● LISTING
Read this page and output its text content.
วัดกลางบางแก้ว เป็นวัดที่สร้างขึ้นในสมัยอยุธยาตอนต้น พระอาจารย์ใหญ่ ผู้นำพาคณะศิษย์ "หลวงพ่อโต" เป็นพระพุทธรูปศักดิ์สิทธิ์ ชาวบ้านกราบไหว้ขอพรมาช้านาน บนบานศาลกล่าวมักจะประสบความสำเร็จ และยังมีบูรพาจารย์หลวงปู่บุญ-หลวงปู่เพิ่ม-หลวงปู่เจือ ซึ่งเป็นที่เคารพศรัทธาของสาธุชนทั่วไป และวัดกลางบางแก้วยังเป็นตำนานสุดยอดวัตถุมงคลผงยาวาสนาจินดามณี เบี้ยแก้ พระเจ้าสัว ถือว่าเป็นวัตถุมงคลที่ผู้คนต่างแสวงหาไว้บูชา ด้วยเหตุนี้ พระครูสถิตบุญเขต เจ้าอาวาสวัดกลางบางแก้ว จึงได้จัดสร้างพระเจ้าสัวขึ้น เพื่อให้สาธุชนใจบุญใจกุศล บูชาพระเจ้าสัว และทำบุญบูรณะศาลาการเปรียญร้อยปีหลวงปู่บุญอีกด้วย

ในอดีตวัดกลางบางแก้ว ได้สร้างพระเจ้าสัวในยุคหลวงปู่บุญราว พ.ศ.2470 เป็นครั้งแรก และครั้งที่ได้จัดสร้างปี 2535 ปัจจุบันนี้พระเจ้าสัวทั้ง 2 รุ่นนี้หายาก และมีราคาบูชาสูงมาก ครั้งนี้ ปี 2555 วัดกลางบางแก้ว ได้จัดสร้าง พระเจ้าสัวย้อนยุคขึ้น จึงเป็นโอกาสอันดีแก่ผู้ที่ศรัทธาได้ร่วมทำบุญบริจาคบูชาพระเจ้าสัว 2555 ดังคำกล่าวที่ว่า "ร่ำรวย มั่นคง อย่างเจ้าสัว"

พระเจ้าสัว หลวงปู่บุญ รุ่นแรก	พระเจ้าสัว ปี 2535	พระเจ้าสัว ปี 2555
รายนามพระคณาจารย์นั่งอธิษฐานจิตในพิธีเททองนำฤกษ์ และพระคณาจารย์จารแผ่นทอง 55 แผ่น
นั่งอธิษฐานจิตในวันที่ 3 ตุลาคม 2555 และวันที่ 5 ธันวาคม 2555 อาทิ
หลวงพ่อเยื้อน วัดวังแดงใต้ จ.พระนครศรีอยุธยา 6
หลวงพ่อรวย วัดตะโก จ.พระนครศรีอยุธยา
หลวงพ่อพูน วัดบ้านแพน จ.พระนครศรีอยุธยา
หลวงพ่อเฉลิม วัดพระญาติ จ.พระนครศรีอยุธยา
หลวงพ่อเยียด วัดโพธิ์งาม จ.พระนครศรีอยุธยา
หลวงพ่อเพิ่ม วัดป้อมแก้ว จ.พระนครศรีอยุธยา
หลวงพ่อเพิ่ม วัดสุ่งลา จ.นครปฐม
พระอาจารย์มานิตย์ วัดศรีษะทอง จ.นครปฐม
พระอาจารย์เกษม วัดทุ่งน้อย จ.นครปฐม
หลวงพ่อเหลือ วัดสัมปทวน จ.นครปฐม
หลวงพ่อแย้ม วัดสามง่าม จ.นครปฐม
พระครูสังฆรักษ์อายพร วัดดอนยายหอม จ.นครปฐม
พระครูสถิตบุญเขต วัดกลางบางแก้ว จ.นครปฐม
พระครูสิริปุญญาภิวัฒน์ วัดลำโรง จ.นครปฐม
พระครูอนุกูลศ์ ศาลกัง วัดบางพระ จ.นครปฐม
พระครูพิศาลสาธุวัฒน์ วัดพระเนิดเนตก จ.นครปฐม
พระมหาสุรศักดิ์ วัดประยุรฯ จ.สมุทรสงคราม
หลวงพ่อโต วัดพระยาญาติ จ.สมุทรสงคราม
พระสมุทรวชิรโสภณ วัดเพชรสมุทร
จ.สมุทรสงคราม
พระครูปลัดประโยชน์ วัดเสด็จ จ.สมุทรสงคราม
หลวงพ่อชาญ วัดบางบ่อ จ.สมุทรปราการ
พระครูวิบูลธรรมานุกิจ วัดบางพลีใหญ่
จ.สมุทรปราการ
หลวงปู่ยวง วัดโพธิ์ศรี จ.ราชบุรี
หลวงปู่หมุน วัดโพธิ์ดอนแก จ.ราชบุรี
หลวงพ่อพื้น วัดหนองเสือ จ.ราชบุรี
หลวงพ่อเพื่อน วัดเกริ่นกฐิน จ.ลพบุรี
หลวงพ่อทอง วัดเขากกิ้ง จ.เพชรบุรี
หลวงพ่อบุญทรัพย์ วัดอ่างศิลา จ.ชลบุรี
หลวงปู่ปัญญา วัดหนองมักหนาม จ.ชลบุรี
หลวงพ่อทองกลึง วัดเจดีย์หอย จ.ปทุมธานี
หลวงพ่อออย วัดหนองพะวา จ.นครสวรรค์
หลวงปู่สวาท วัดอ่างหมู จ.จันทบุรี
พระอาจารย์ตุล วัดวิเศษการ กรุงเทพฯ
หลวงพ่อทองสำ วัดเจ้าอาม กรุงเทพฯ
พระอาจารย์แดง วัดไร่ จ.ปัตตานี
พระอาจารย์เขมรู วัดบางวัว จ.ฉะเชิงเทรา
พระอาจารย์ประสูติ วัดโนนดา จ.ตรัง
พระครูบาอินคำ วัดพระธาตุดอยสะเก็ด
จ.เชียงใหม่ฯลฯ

● WRITTEN EXERCISE
Lines containing "างพระเจ" are to be counted. State the total and add nothing.

● IN RESPONSE
2